Aim of the task: Reproduce the listing below word for word, with no pictures.

Data entries:
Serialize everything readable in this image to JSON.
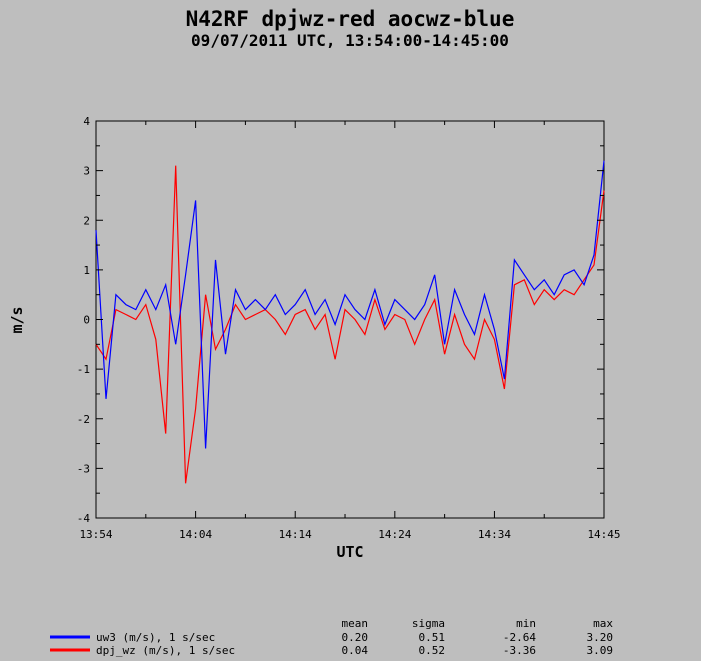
{
  "chart_data": {
    "type": "line",
    "title": "N42RF dpjwz-red aocwz-blue",
    "subtitle": "09/07/2011  UTC, 13:54:00-14:45:00",
    "xlabel": "UTC",
    "ylabel": "m/s",
    "x_ticks": [
      "13:54",
      "14:04",
      "14:14",
      "14:24",
      "14:34",
      "14:45"
    ],
    "xlim": [
      "13:54",
      "14:45"
    ],
    "y_ticks": [
      4,
      3,
      2,
      1,
      0,
      -1,
      -2,
      -3,
      -4
    ],
    "ylim": [
      -4,
      4
    ],
    "grid": false,
    "stats_headers": [
      "mean",
      "sigma",
      "min",
      "max"
    ],
    "series": [
      {
        "name": "uw3 (m/s), 1 s/sec",
        "color": "#0000ff",
        "mean": "0.20",
        "sigma": "0.51",
        "min": "-2.64",
        "max": "3.20",
        "x": [
          "13:54",
          "13:55",
          "13:56",
          "13:57",
          "13:58",
          "13:59",
          "14:00",
          "14:01",
          "14:02",
          "14:03",
          "14:04",
          "14:05",
          "14:06",
          "14:07",
          "14:08",
          "14:09",
          "14:10",
          "14:11",
          "14:12",
          "14:13",
          "14:14",
          "14:15",
          "14:16",
          "14:17",
          "14:18",
          "14:19",
          "14:20",
          "14:21",
          "14:22",
          "14:23",
          "14:24",
          "14:25",
          "14:26",
          "14:27",
          "14:28",
          "14:29",
          "14:30",
          "14:31",
          "14:32",
          "14:33",
          "14:34",
          "14:35",
          "14:36",
          "14:37",
          "14:38",
          "14:39",
          "14:40",
          "14:41",
          "14:42",
          "14:43",
          "14:44",
          "14:45"
        ],
        "values": [
          1.8,
          -1.6,
          0.5,
          0.3,
          0.2,
          0.6,
          0.2,
          0.7,
          -0.5,
          0.9,
          2.4,
          -2.6,
          1.2,
          -0.7,
          0.6,
          0.2,
          0.4,
          0.2,
          0.5,
          0.1,
          0.3,
          0.6,
          0.1,
          0.4,
          -0.1,
          0.5,
          0.2,
          0.0,
          0.6,
          -0.1,
          0.4,
          0.2,
          0.0,
          0.3,
          0.9,
          -0.5,
          0.6,
          0.1,
          -0.3,
          0.5,
          -0.2,
          -1.2,
          1.2,
          0.9,
          0.6,
          0.8,
          0.5,
          0.9,
          1.0,
          0.7,
          1.3,
          3.2
        ]
      },
      {
        "name": "dpj_wz (m/s), 1 s/sec",
        "color": "#ff0000",
        "mean": "0.04",
        "sigma": "0.52",
        "min": "-3.36",
        "max": "3.09",
        "x": [
          "13:54",
          "13:55",
          "13:56",
          "13:57",
          "13:58",
          "13:59",
          "14:00",
          "14:01",
          "14:02",
          "14:03",
          "14:04",
          "14:05",
          "14:06",
          "14:07",
          "14:08",
          "14:09",
          "14:10",
          "14:11",
          "14:12",
          "14:13",
          "14:14",
          "14:15",
          "14:16",
          "14:17",
          "14:18",
          "14:19",
          "14:20",
          "14:21",
          "14:22",
          "14:23",
          "14:24",
          "14:25",
          "14:26",
          "14:27",
          "14:28",
          "14:29",
          "14:30",
          "14:31",
          "14:32",
          "14:33",
          "14:34",
          "14:35",
          "14:36",
          "14:37",
          "14:38",
          "14:39",
          "14:40",
          "14:41",
          "14:42",
          "14:43",
          "14:44",
          "14:45"
        ],
        "values": [
          -0.5,
          -0.8,
          0.2,
          0.1,
          0.0,
          0.3,
          -0.4,
          -2.3,
          3.1,
          -3.3,
          -1.8,
          0.5,
          -0.6,
          -0.2,
          0.3,
          0.0,
          0.1,
          0.2,
          0.0,
          -0.3,
          0.1,
          0.2,
          -0.2,
          0.1,
          -0.8,
          0.2,
          0.0,
          -0.3,
          0.4,
          -0.2,
          0.1,
          0.0,
          -0.5,
          0.0,
          0.4,
          -0.7,
          0.1,
          -0.5,
          -0.8,
          0.0,
          -0.4,
          -1.4,
          0.7,
          0.8,
          0.3,
          0.6,
          0.4,
          0.6,
          0.5,
          0.8,
          1.1,
          2.6
        ]
      }
    ]
  }
}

Final result:
Serialize everything readable in this image to JSON.
{
  "chart_data": {
    "type": "line",
    "title": "N42RF dpjwz-red aocwz-blue",
    "subtitle": "09/07/2011  UTC, 13:54:00-14:45:00",
    "xlabel": "UTC",
    "ylabel": "m/s",
    "x_ticks": [
      "13:54",
      "14:04",
      "14:14",
      "14:24",
      "14:34",
      "14:45"
    ],
    "xlim": [
      "13:54",
      "14:45"
    ],
    "y_ticks": [
      4,
      3,
      2,
      1,
      0,
      -1,
      -2,
      -3,
      -4
    ],
    "ylim": [
      -4,
      4
    ],
    "grid": false,
    "stats_headers": [
      "mean",
      "sigma",
      "min",
      "max"
    ],
    "series": [
      {
        "name": "uw3 (m/s), 1 s/sec",
        "color": "#0000ff",
        "mean": "0.20",
        "sigma": "0.51",
        "min": "-2.64",
        "max": "3.20",
        "x": [
          "13:54",
          "13:55",
          "13:56",
          "13:57",
          "13:58",
          "13:59",
          "14:00",
          "14:01",
          "14:02",
          "14:03",
          "14:04",
          "14:05",
          "14:06",
          "14:07",
          "14:08",
          "14:09",
          "14:10",
          "14:11",
          "14:12",
          "14:13",
          "14:14",
          "14:15",
          "14:16",
          "14:17",
          "14:18",
          "14:19",
          "14:20",
          "14:21",
          "14:22",
          "14:23",
          "14:24",
          "14:25",
          "14:26",
          "14:27",
          "14:28",
          "14:29",
          "14:30",
          "14:31",
          "14:32",
          "14:33",
          "14:34",
          "14:35",
          "14:36",
          "14:37",
          "14:38",
          "14:39",
          "14:40",
          "14:41",
          "14:42",
          "14:43",
          "14:44",
          "14:45"
        ],
        "values": [
          1.8,
          -1.6,
          0.5,
          0.3,
          0.2,
          0.6,
          0.2,
          0.7,
          -0.5,
          0.9,
          2.4,
          -2.6,
          1.2,
          -0.7,
          0.6,
          0.2,
          0.4,
          0.2,
          0.5,
          0.1,
          0.3,
          0.6,
          0.1,
          0.4,
          -0.1,
          0.5,
          0.2,
          0.0,
          0.6,
          -0.1,
          0.4,
          0.2,
          0.0,
          0.3,
          0.9,
          -0.5,
          0.6,
          0.1,
          -0.3,
          0.5,
          -0.2,
          -1.2,
          1.2,
          0.9,
          0.6,
          0.8,
          0.5,
          0.9,
          1.0,
          0.7,
          1.3,
          3.2
        ]
      },
      {
        "name": "dpj_wz (m/s), 1 s/sec",
        "color": "#ff0000",
        "mean": "0.04",
        "sigma": "0.52",
        "min": "-3.36",
        "max": "3.09",
        "x": [
          "13:54",
          "13:55",
          "13:56",
          "13:57",
          "13:58",
          "13:59",
          "14:00",
          "14:01",
          "14:02",
          "14:03",
          "14:04",
          "14:05",
          "14:06",
          "14:07",
          "14:08",
          "14:09",
          "14:10",
          "14:11",
          "14:12",
          "14:13",
          "14:14",
          "14:15",
          "14:16",
          "14:17",
          "14:18",
          "14:19",
          "14:20",
          "14:21",
          "14:22",
          "14:23",
          "14:24",
          "14:25",
          "14:26",
          "14:27",
          "14:28",
          "14:29",
          "14:30",
          "14:31",
          "14:32",
          "14:33",
          "14:34",
          "14:35",
          "14:36",
          "14:37",
          "14:38",
          "14:39",
          "14:40",
          "14:41",
          "14:42",
          "14:43",
          "14:44",
          "14:45"
        ],
        "values": [
          -0.5,
          -0.8,
          0.2,
          0.1,
          0.0,
          0.3,
          -0.4,
          -2.3,
          3.1,
          -3.3,
          -1.8,
          0.5,
          -0.6,
          -0.2,
          0.3,
          0.0,
          0.1,
          0.2,
          0.0,
          -0.3,
          0.1,
          0.2,
          -0.2,
          0.1,
          -0.8,
          0.2,
          0.0,
          -0.3,
          0.4,
          -0.2,
          0.1,
          0.0,
          -0.5,
          0.0,
          0.4,
          -0.7,
          0.1,
          -0.5,
          -0.8,
          0.0,
          -0.4,
          -1.4,
          0.7,
          0.8,
          0.3,
          0.6,
          0.4,
          0.6,
          0.5,
          0.8,
          1.1,
          2.6
        ]
      }
    ]
  }
}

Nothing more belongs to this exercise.